## begin Provided entries

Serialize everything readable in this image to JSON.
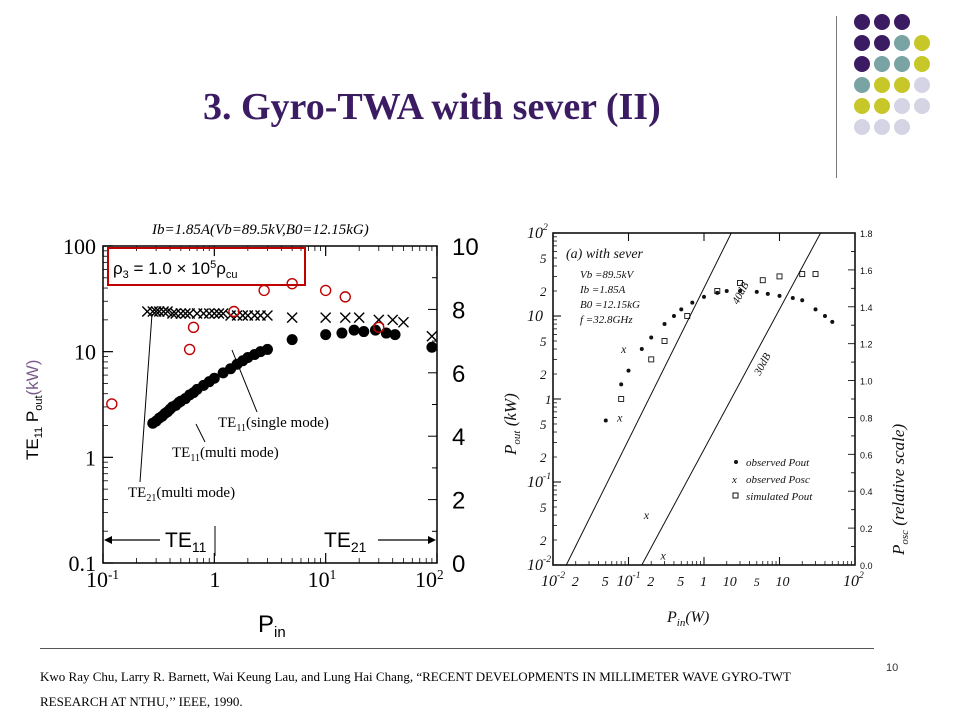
{
  "slide": {
    "title": "3. Gyro-TWA with sever (II)",
    "page_number": "10",
    "citation": "Kwo Ray Chu, Larry R. Barnett, Wai Keung Lau, and Lung Hai Chang, “RECENT DEVELOPMENTS IN MILLIMETER WAVE GYRO-TWT RESEARCH AT NTHU,’’ IEEE, 1990.",
    "colors": {
      "title": "#3b1c63",
      "purple": "#3b1c63",
      "teal": "#7aa3a3",
      "olive": "#c7c72a",
      "lavender": "#d4d4e4",
      "red": "#c00000"
    }
  },
  "chart_data": [
    {
      "type": "scatter",
      "title": "Ib=1.85A(Vb=89.5kV,B0=12.15kG)",
      "xlabel": "Pin",
      "ylabel": "TE11 Pout(kW)",
      "x_scale": "log",
      "y_scale": "log",
      "xlim": [
        0.1,
        100
      ],
      "ylim": [
        0.1,
        100
      ],
      "x_ticks": [
        "10-1",
        "1",
        "101",
        "102"
      ],
      "y_ticks": [
        "0.1",
        "1",
        "10",
        "100"
      ],
      "y2_ticks": [
        "0",
        "2",
        "4",
        "6",
        "8",
        "10"
      ],
      "y2lim": [
        0,
        10
      ],
      "annotation_box": "ρ3 = 1.0 × 105ρcu",
      "region_labels": [
        "TE11",
        "TE21"
      ],
      "series": [
        {
          "name": "TE11(multi mode)",
          "marker": "filled-circle",
          "axis": "left",
          "points": [
            [
              0.28,
              2.1
            ],
            [
              0.3,
              2.2
            ],
            [
              0.32,
              2.35
            ],
            [
              0.34,
              2.45
            ],
            [
              0.36,
              2.6
            ],
            [
              0.38,
              2.7
            ],
            [
              0.4,
              2.85
            ],
            [
              0.42,
              3.0
            ],
            [
              0.45,
              3.1
            ],
            [
              0.48,
              3.3
            ],
            [
              0.5,
              3.4
            ],
            [
              0.55,
              3.6
            ],
            [
              0.6,
              3.9
            ],
            [
              0.65,
              4.1
            ],
            [
              0.7,
              4.4
            ],
            [
              0.8,
              4.8
            ],
            [
              0.9,
              5.2
            ],
            [
              1.0,
              5.6
            ],
            [
              1.2,
              6.3
            ],
            [
              1.4,
              6.9
            ],
            [
              1.6,
              7.6
            ],
            [
              1.8,
              8.2
            ],
            [
              2.0,
              8.8
            ],
            [
              2.3,
              9.4
            ],
            [
              2.6,
              10.0
            ],
            [
              3.0,
              10.5
            ]
          ]
        },
        {
          "name": "TE11(single mode)",
          "marker": "filled-circle",
          "axis": "left",
          "points": [
            [
              5.0,
              13.0
            ],
            [
              10.0,
              14.5
            ],
            [
              14.0,
              15.0
            ],
            [
              18.0,
              16.0
            ],
            [
              22.0,
              15.5
            ],
            [
              28.0,
              16.0
            ],
            [
              35.0,
              15.0
            ],
            [
              42.0,
              14.5
            ],
            [
              90.0,
              11.0
            ]
          ]
        },
        {
          "name": "TE21(multi mode)",
          "marker": "x",
          "axis": "left",
          "points": [
            [
              0.25,
              24
            ],
            [
              0.28,
              24
            ],
            [
              0.3,
              24
            ],
            [
              0.32,
              24
            ],
            [
              0.35,
              24
            ],
            [
              0.38,
              24
            ],
            [
              0.42,
              23
            ],
            [
              0.45,
              23
            ],
            [
              0.5,
              23
            ],
            [
              0.55,
              23
            ],
            [
              0.6,
              23
            ],
            [
              0.7,
              23
            ],
            [
              0.8,
              23
            ],
            [
              0.9,
              23
            ],
            [
              1.0,
              23
            ],
            [
              1.1,
              23
            ],
            [
              1.2,
              23
            ],
            [
              1.4,
              22
            ],
            [
              1.6,
              22
            ],
            [
              1.8,
              22
            ],
            [
              2.0,
              22
            ],
            [
              2.3,
              22
            ],
            [
              2.6,
              22
            ],
            [
              3.0,
              22
            ],
            [
              5.0,
              21
            ],
            [
              10.0,
              21
            ],
            [
              15.0,
              21
            ],
            [
              20.0,
              21
            ],
            [
              30.0,
              20
            ],
            [
              40.0,
              20
            ],
            [
              50.0,
              19
            ],
            [
              90.0,
              14
            ]
          ]
        },
        {
          "name": "",
          "marker": "open-circle-red",
          "axis": "left",
          "points": [
            [
              0.12,
              3.2
            ],
            [
              0.6,
              10.5
            ],
            [
              0.65,
              17.0
            ],
            [
              1.5,
              24.0
            ],
            [
              2.8,
              38.0
            ],
            [
              5.0,
              44.0
            ],
            [
              10.0,
              38.0
            ],
            [
              15.0,
              33.0
            ],
            [
              30.0,
              17.0
            ]
          ]
        }
      ],
      "callouts": [
        "TE11(single mode)",
        "TE11(multi mode)",
        "TE21(multi mode)"
      ]
    },
    {
      "type": "scatter",
      "title": "(a) with sever",
      "xlabel": "Pin(W)",
      "ylabel": "Pout (kW)",
      "y2label": "Posc (relative scale)",
      "x_scale": "log",
      "y_scale": "log",
      "xlim": [
        0.01,
        100
      ],
      "ylim": [
        0.01,
        100
      ],
      "y2lim": [
        0,
        1.8
      ],
      "x_tick_labels": [
        "10-2",
        "2",
        "5",
        "10-1",
        "2",
        "5",
        "1",
        "10",
        "10",
        "102"
      ],
      "y_tick_labels": [
        "102",
        "5",
        "2",
        "10",
        "5",
        "2",
        "1",
        "5",
        "2",
        "10-1",
        "5",
        "2",
        "10-2"
      ],
      "y2_tick_labels": [
        "1.8",
        "1.6",
        "1.4",
        "1.2",
        "1.0",
        "0.8",
        "0.6",
        "0.4",
        "0.2",
        "0.0"
      ],
      "params": [
        "Vb =89.5kV",
        "Ib =1.85A",
        "B0 =12.15kG",
        "f =32.8GHz"
      ],
      "legend": [
        "observed Pout",
        "observed Posc",
        "simulated Pout"
      ],
      "gain_lines": [
        "40dB",
        "30dB"
      ],
      "series": [
        {
          "name": "observed Pout",
          "marker": "dot",
          "points": [
            [
              0.05,
              0.55
            ],
            [
              0.08,
              1.5
            ],
            [
              0.1,
              2.2
            ],
            [
              0.15,
              4.0
            ],
            [
              0.2,
              5.5
            ],
            [
              0.3,
              8.0
            ],
            [
              0.4,
              10.0
            ],
            [
              0.5,
              12.0
            ],
            [
              0.7,
              14.5
            ],
            [
              1.0,
              17.0
            ],
            [
              1.5,
              19.0
            ],
            [
              2.0,
              20.0
            ],
            [
              3.0,
              20.0
            ],
            [
              5.0,
              19.5
            ],
            [
              7.0,
              18.5
            ],
            [
              10.0,
              17.5
            ],
            [
              15.0,
              16.5
            ],
            [
              20.0,
              15.5
            ],
            [
              30.0,
              12.0
            ],
            [
              40.0,
              10.0
            ],
            [
              50.0,
              8.5
            ]
          ]
        },
        {
          "name": "observed Posc",
          "marker": "x",
          "points": [
            [
              0.09,
              4.0
            ],
            [
              0.08,
              0.6
            ],
            [
              0.18,
              0.04
            ],
            [
              0.3,
              0.013
            ]
          ]
        },
        {
          "name": "simulated Pout",
          "marker": "square",
          "points": [
            [
              0.08,
              1.0
            ],
            [
              0.2,
              3.0
            ],
            [
              0.3,
              5.0
            ],
            [
              0.6,
              10.0
            ],
            [
              1.5,
              20.0
            ],
            [
              3.0,
              25.0
            ],
            [
              6.0,
              27.0
            ],
            [
              10.0,
              30.0
            ],
            [
              20.0,
              32.0
            ],
            [
              30.0,
              32.0
            ]
          ]
        }
      ]
    }
  ]
}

## end Provided entries

— Exercise requirements —
Scan the material for lines with the word "marker", and copy each line you find.

— Task response —
          "marker": "filled-circle",
          "marker": "filled-circle",
          "marker": "x",
          "marker": "open-circle-red",
          "marker": "dot",
          "marker": "x",
          "marker": "square",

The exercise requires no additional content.